→ PROVIDED DATA
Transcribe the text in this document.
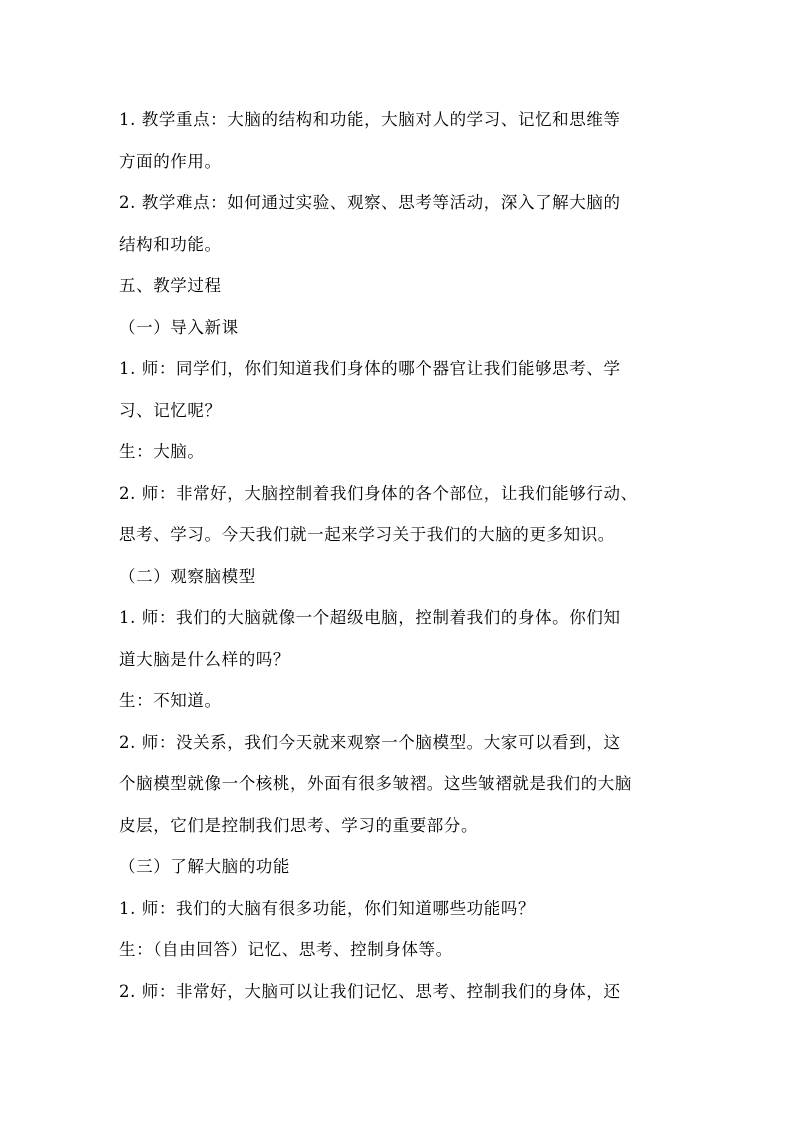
1. 教学重点：大脑的结构和功能，大脑对人的学习、记忆和思维等
方面的作用。
2. 教学难点：如何通过实验、观察、思考等活动，深入了解大脑的
结构和功能。
五、教学过程
（一）导入新课
1. 师：同学们，你们知道我们身体的哪个器官让我们能够思考、学
习、记忆呢？
生：大脑。
2. 师：非常好，大脑控制着我们身体的各个部位，让我们能够行动、
思考、学习。今天我们就一起来学习关于我们的大脑的更多知识。
（二）观察脑模型
1. 师：我们的大脑就像一个超级电脑，控制着我们的身体。你们知
道大脑是什么样的吗？
生：不知道。
2. 师：没关系，我们今天就来观察一个脑模型。大家可以看到，这
个脑模型就像一个核桃，外面有很多皱褶。这些皱褶就是我们的大脑
皮层，它们是控制我们思考、学习的重要部分。
（三）了解大脑的功能
1. 师：我们的大脑有很多功能，你们知道哪些功能吗？
生：（自由回答）记忆、思考、控制身体等。
2. 师：非常好，大脑可以让我们记忆、思考、控制我们的身体，还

→ INSTRUCTION
Pictures are excluded; copy all other data exactly as shown.

→ RESPONSE TO THE TASK
Transcribe the text in this document.
1. 教学重点：大脑的结构和功能，大脑对人的学习、记忆和思维等
方面的作用。
2. 教学难点：如何通过实验、观察、思考等活动，深入了解大脑的
结构和功能。
五、教学过程
（一）导入新课
1. 师：同学们，你们知道我们身体的哪个器官让我们能够思考、学
习、记忆呢？
生：大脑。
2. 师：非常好，大脑控制着我们身体的各个部位，让我们能够行动、
思考、学习。今天我们就一起来学习关于我们的大脑的更多知识。
（二）观察脑模型
1. 师：我们的大脑就像一个超级电脑，控制着我们的身体。你们知
道大脑是什么样的吗？
生：不知道。
2. 师：没关系，我们今天就来观察一个脑模型。大家可以看到，这
个脑模型就像一个核桃，外面有很多皱褶。这些皱褶就是我们的大脑
皮层，它们是控制我们思考、学习的重要部分。
（三）了解大脑的功能
1. 师：我们的大脑有很多功能，你们知道哪些功能吗？
生：（自由回答）记忆、思考、控制身体等。
2. 师：非常好，大脑可以让我们记忆、思考、控制我们的身体，还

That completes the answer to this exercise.